WRITTEN PROBLEM. Transcribe the lines below verbatim, skipping the images.

Extracted data entries.
===============

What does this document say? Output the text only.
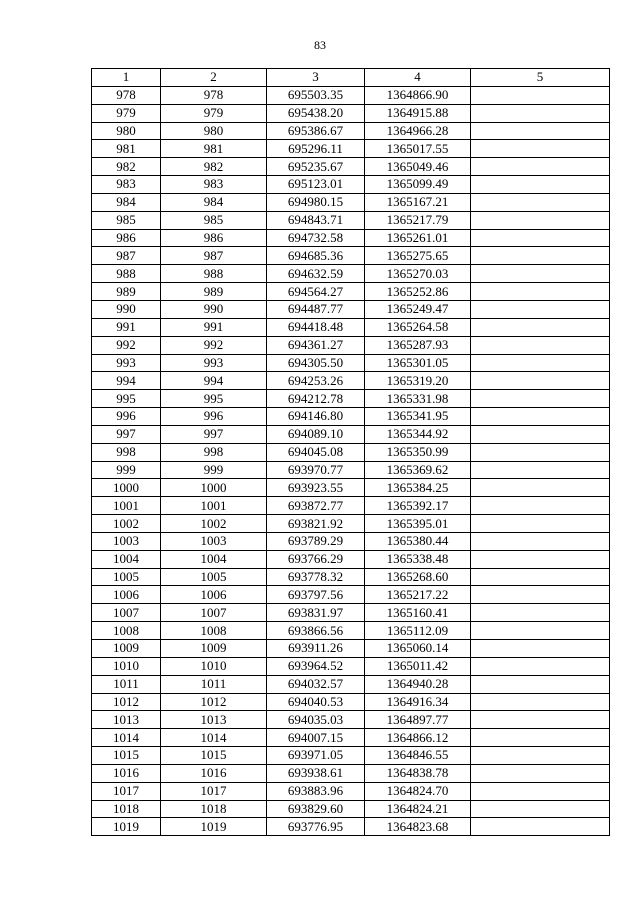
83
1	2	3	4	5
978	978	695503.35	1364866.90	
979	979	695438.20	1364915.88	
980	980	695386.67	1364966.28	
981	981	695296.11	1365017.55	
982	982	695235.67	1365049.46	
983	983	695123.01	1365099.49	
984	984	694980.15	1365167.21	
985	985	694843.71	1365217.79	
986	986	694732.58	1365261.01	
987	987	694685.36	1365275.65	
988	988	694632.59	1365270.03	
989	989	694564.27	1365252.86	
990	990	694487.77	1365249.47	
991	991	694418.48	1365264.58	
992	992	694361.27	1365287.93	
993	993	694305.50	1365301.05	
994	994	694253.26	1365319.20	
995	995	694212.78	1365331.98	
996	996	694146.80	1365341.95	
997	997	694089.10	1365344.92	
998	998	694045.08	1365350.99	
999	999	693970.77	1365369.62	
1000	1000	693923.55	1365384.25	
1001	1001	693872.77	1365392.17	
1002	1002	693821.92	1365395.01	
1003	1003	693789.29	1365380.44	
1004	1004	693766.29	1365338.48	
1005	1005	693778.32	1365268.60	
1006	1006	693797.56	1365217.22	
1007	1007	693831.97	1365160.41	
1008	1008	693866.56	1365112.09	
1009	1009	693911.26	1365060.14	
1010	1010	693964.52	1365011.42	
1011	1011	694032.57	1364940.28	
1012	1012	694040.53	1364916.34	
1013	1013	694035.03	1364897.77	
1014	1014	694007.15	1364866.12	
1015	1015	693971.05	1364846.55	
1016	1016	693938.61	1364838.78	
1017	1017	693883.96	1364824.70	
1018	1018	693829.60	1364824.21	
1019	1019	693776.95	1364823.68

===============

SOLUTION FOR THIS TASK.
What does this document say? Output the text only.
83
1	2	3	4	5
978	978	695503.35	1364866.90	
979	979	695438.20	1364915.88	
980	980	695386.67	1364966.28	
981	981	695296.11	1365017.55	
982	982	695235.67	1365049.46	
983	983	695123.01	1365099.49	
984	984	694980.15	1365167.21	
985	985	694843.71	1365217.79	
986	986	694732.58	1365261.01	
987	987	694685.36	1365275.65	
988	988	694632.59	1365270.03	
989	989	694564.27	1365252.86	
990	990	694487.77	1365249.47	
991	991	694418.48	1365264.58	
992	992	694361.27	1365287.93	
993	993	694305.50	1365301.05	
994	994	694253.26	1365319.20	
995	995	694212.78	1365331.98	
996	996	694146.80	1365341.95	
997	997	694089.10	1365344.92	
998	998	694045.08	1365350.99	
999	999	693970.77	1365369.62	
1000	1000	693923.55	1365384.25	
1001	1001	693872.77	1365392.17	
1002	1002	693821.92	1365395.01	
1003	1003	693789.29	1365380.44	
1004	1004	693766.29	1365338.48	
1005	1005	693778.32	1365268.60	
1006	1006	693797.56	1365217.22	
1007	1007	693831.97	1365160.41	
1008	1008	693866.56	1365112.09	
1009	1009	693911.26	1365060.14	
1010	1010	693964.52	1365011.42	
1011	1011	694032.57	1364940.28	
1012	1012	694040.53	1364916.34	
1013	1013	694035.03	1364897.77	
1014	1014	694007.15	1364866.12	
1015	1015	693971.05	1364846.55	
1016	1016	693938.61	1364838.78	
1017	1017	693883.96	1364824.70	
1018	1018	693829.60	1364824.21	
1019	1019	693776.95	1364823.68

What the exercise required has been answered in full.